--- Start ---

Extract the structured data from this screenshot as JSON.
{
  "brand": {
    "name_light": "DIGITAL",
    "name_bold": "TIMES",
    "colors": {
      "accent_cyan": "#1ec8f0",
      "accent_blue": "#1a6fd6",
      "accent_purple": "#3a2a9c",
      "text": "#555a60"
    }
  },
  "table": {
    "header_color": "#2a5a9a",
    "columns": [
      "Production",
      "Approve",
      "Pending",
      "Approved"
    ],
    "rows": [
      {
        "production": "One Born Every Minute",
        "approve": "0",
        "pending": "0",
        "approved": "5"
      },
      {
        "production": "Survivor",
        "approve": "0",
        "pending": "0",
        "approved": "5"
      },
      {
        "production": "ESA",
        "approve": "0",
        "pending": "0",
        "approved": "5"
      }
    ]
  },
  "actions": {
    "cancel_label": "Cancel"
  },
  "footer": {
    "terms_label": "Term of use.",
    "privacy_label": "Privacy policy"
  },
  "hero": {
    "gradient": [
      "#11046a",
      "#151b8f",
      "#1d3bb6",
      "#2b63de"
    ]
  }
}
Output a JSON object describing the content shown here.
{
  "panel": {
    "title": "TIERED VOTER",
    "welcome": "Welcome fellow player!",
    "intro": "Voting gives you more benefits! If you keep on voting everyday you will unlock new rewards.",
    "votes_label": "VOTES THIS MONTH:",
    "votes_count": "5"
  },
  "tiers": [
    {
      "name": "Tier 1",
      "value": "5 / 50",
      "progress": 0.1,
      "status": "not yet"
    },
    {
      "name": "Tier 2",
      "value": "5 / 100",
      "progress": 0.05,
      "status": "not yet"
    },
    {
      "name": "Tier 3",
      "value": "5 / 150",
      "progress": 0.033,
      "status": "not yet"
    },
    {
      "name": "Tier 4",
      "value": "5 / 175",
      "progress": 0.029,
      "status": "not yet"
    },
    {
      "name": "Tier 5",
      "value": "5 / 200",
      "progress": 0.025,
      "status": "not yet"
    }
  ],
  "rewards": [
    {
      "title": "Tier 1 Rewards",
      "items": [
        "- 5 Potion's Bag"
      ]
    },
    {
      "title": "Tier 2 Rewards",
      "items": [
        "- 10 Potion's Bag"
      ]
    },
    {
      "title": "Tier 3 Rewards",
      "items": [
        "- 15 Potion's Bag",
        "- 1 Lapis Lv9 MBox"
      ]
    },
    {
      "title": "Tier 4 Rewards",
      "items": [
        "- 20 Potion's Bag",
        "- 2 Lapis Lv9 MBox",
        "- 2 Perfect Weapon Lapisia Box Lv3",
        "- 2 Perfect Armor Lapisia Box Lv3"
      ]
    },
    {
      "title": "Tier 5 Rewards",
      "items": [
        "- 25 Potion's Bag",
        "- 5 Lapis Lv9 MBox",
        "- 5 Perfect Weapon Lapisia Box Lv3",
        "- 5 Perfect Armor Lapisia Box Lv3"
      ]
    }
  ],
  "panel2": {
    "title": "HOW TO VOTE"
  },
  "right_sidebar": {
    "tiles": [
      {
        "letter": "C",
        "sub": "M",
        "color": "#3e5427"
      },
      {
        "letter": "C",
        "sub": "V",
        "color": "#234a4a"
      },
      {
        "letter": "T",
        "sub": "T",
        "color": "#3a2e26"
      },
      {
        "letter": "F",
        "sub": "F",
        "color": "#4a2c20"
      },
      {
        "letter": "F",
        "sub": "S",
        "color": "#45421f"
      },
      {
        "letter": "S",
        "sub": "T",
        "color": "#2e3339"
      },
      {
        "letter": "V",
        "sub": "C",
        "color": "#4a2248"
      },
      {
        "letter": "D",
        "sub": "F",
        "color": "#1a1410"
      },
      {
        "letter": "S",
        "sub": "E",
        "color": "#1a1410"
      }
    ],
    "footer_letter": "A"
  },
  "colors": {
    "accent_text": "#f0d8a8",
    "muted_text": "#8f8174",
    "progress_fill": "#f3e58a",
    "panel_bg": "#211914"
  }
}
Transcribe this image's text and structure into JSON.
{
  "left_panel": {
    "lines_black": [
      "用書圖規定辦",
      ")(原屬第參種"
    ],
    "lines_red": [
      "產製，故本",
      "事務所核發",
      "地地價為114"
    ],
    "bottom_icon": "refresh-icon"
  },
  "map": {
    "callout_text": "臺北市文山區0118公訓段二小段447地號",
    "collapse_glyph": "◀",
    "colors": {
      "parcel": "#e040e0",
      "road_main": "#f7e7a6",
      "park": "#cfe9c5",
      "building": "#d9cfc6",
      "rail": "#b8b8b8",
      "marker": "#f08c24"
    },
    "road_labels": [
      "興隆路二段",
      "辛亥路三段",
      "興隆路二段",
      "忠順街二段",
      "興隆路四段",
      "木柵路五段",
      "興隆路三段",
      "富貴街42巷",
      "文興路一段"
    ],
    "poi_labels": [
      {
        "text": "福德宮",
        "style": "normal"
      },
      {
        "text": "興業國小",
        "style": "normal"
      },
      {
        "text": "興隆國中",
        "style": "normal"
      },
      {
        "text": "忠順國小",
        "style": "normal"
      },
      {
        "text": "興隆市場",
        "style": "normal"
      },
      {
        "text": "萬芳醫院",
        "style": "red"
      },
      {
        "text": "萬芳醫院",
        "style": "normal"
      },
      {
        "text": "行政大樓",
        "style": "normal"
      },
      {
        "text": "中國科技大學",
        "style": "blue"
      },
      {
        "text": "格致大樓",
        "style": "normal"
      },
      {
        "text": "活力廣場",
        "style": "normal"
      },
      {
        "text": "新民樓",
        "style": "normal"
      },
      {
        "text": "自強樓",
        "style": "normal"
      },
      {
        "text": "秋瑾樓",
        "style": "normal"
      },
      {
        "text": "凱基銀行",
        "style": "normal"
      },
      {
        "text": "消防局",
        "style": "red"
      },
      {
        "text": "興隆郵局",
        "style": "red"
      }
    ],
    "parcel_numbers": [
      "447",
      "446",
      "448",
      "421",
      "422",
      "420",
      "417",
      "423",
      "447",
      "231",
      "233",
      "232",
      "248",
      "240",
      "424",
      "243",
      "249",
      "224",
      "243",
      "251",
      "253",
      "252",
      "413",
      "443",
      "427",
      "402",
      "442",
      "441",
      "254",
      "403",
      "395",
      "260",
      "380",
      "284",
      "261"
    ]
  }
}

--- End ---

## Written task
Print every line of the records exactly. Omit nothing.

## Task output
Extract the structured data from this screenshot as JSON.
{
  "brand": {
    "name_light": "DIGITAL",
    "name_bold": "TIMES",
    "colors": {
      "accent_cyan": "#1ec8f0",
      "accent_blue": "#1a6fd6",
      "accent_purple": "#3a2a9c",
      "text": "#555a60"
    }
  },
  "table": {
    "header_color": "#2a5a9a",
    "columns": [
      "Production",
      "Approve",
      "Pending",
      "Approved"
    ],
    "rows": [
      {
        "production": "One Born Every Minute",
        "approve": "0",
        "pending": "0",
        "approved": "5"
      },
      {
        "production": "Survivor",
        "approve": "0",
        "pending": "0",
        "approved": "5"
      },
      {
        "production": "ESA",
        "approve": "0",
        "pending": "0",
        "approved": "5"
      }
    ]
  },
  "actions": {
    "cancel_label": "Cancel"
  },
  "footer": {
    "terms_label": "Term of use.",
    "privacy_label": "Privacy policy"
  },
  "hero": {
    "gradient": [
      "#11046a",
      "#151b8f",
      "#1d3bb6",
      "#2b63de"
    ]
  }
}
Output a JSON object describing the content shown here.
{
  "panel": {
    "title": "TIERED VOTER",
    "welcome": "Welcome fellow player!",
    "intro": "Voting gives you more benefits! If you keep on voting everyday you will unlock new rewards.",
    "votes_label": "VOTES THIS MONTH:",
    "votes_count": "5"
  },
  "tiers": [
    {
      "name": "Tier 1",
      "value": "5 / 50",
      "progress": 0.1,
      "status": "not yet"
    },
    {
      "name": "Tier 2",
      "value": "5 / 100",
      "progress": 0.05,
      "status": "not yet"
    },
    {
      "name": "Tier 3",
      "value": "5 / 150",
      "progress": 0.033,
      "status": "not yet"
    },
    {
      "name": "Tier 4",
      "value": "5 / 175",
      "progress": 0.029,
      "status": "not yet"
    },
    {
      "name": "Tier 5",
      "value": "5 / 200",
      "progress": 0.025,
      "status": "not yet"
    }
  ],
  "rewards": [
    {
      "title": "Tier 1 Rewards",
      "items": [
        "- 5 Potion's Bag"
      ]
    },
    {
      "title": "Tier 2 Rewards",
      "items": [
        "- 10 Potion's Bag"
      ]
    },
    {
      "title": "Tier 3 Rewards",
      "items": [
        "- 15 Potion's Bag",
        "- 1 Lapis Lv9 MBox"
      ]
    },
    {
      "title": "Tier 4 Rewards",
      "items": [
        "- 20 Potion's Bag",
        "- 2 Lapis Lv9 MBox",
        "- 2 Perfect Weapon Lapisia Box Lv3",
        "- 2 Perfect Armor Lapisia Box Lv3"
      ]
    },
    {
      "title": "Tier 5 Rewards",
      "items": [
        "- 25 Potion's Bag",
        "- 5 Lapis Lv9 MBox",
        "- 5 Perfect Weapon Lapisia Box Lv3",
        "- 5 Perfect Armor Lapisia Box Lv3"
      ]
    }
  ],
  "panel2": {
    "title": "HOW TO VOTE"
  },
  "right_sidebar": {
    "tiles": [
      {
        "letter": "C",
        "sub": "M",
        "color": "#3e5427"
      },
      {
        "letter": "C",
        "sub": "V",
        "color": "#234a4a"
      },
      {
        "letter": "T",
        "sub": "T",
        "color": "#3a2e26"
      },
      {
        "letter": "F",
        "sub": "F",
        "color": "#4a2c20"
      },
      {
        "letter": "F",
        "sub": "S",
        "color": "#45421f"
      },
      {
        "letter": "S",
        "sub": "T",
        "color": "#2e3339"
      },
      {
        "letter": "V",
        "sub": "C",
        "color": "#4a2248"
      },
      {
        "letter": "D",
        "sub": "F",
        "color": "#1a1410"
      },
      {
        "letter": "S",
        "sub": "E",
        "color": "#1a1410"
      }
    ],
    "footer_letter": "A"
  },
  "colors": {
    "accent_text": "#f0d8a8",
    "muted_text": "#8f8174",
    "progress_fill": "#f3e58a",
    "panel_bg": "#211914"
  }
}
Transcribe this image's text and structure into JSON.
{
  "left_panel": {
    "lines_black": [
      "用書圖規定辦",
      ")(原屬第參種"
    ],
    "lines_red": [
      "產製，故本",
      "事務所核發",
      "地地價為114"
    ],
    "bottom_icon": "refresh-icon"
  },
  "map": {
    "callout_text": "臺北市文山區0118公訓段二小段447地號",
    "collapse_glyph": "◀",
    "colors": {
      "parcel": "#e040e0",
      "road_main": "#f7e7a6",
      "park": "#cfe9c5",
      "building": "#d9cfc6",
      "rail": "#b8b8b8",
      "marker": "#f08c24"
    },
    "road_labels": [
      "興隆路二段",
      "辛亥路三段",
      "興隆路二段",
      "忠順街二段",
      "興隆路四段",
      "木柵路五段",
      "興隆路三段",
      "富貴街42巷",
      "文興路一段"
    ],
    "poi_labels": [
      {
        "text": "福德宮",
        "style": "normal"
      },
      {
        "text": "興業國小",
        "style": "normal"
      },
      {
        "text": "興隆國中",
        "style": "normal"
      },
      {
        "text": "忠順國小",
        "style": "normal"
      },
      {
        "text": "興隆市場",
        "style": "normal"
      },
      {
        "text": "萬芳醫院",
        "style": "red"
      },
      {
        "text": "萬芳醫院",
        "style": "normal"
      },
      {
        "text": "行政大樓",
        "style": "normal"
      },
      {
        "text": "中國科技大學",
        "style": "blue"
      },
      {
        "text": "格致大樓",
        "style": "normal"
      },
      {
        "text": "活力廣場",
        "style": "normal"
      },
      {
        "text": "新民樓",
        "style": "normal"
      },
      {
        "text": "自強樓",
        "style": "normal"
      },
      {
        "text": "秋瑾樓",
        "style": "normal"
      },
      {
        "text": "凱基銀行",
        "style": "normal"
      },
      {
        "text": "消防局",
        "style": "red"
      },
      {
        "text": "興隆郵局",
        "style": "red"
      }
    ],
    "parcel_numbers": [
      "447",
      "446",
      "448",
      "421",
      "422",
      "420",
      "417",
      "423",
      "447",
      "231",
      "233",
      "232",
      "248",
      "240",
      "424",
      "243",
      "249",
      "224",
      "243",
      "251",
      "253",
      "252",
      "413",
      "443",
      "427",
      "402",
      "442",
      "441",
      "254",
      "403",
      "395",
      "260",
      "380",
      "284",
      "261"
    ]
  }
}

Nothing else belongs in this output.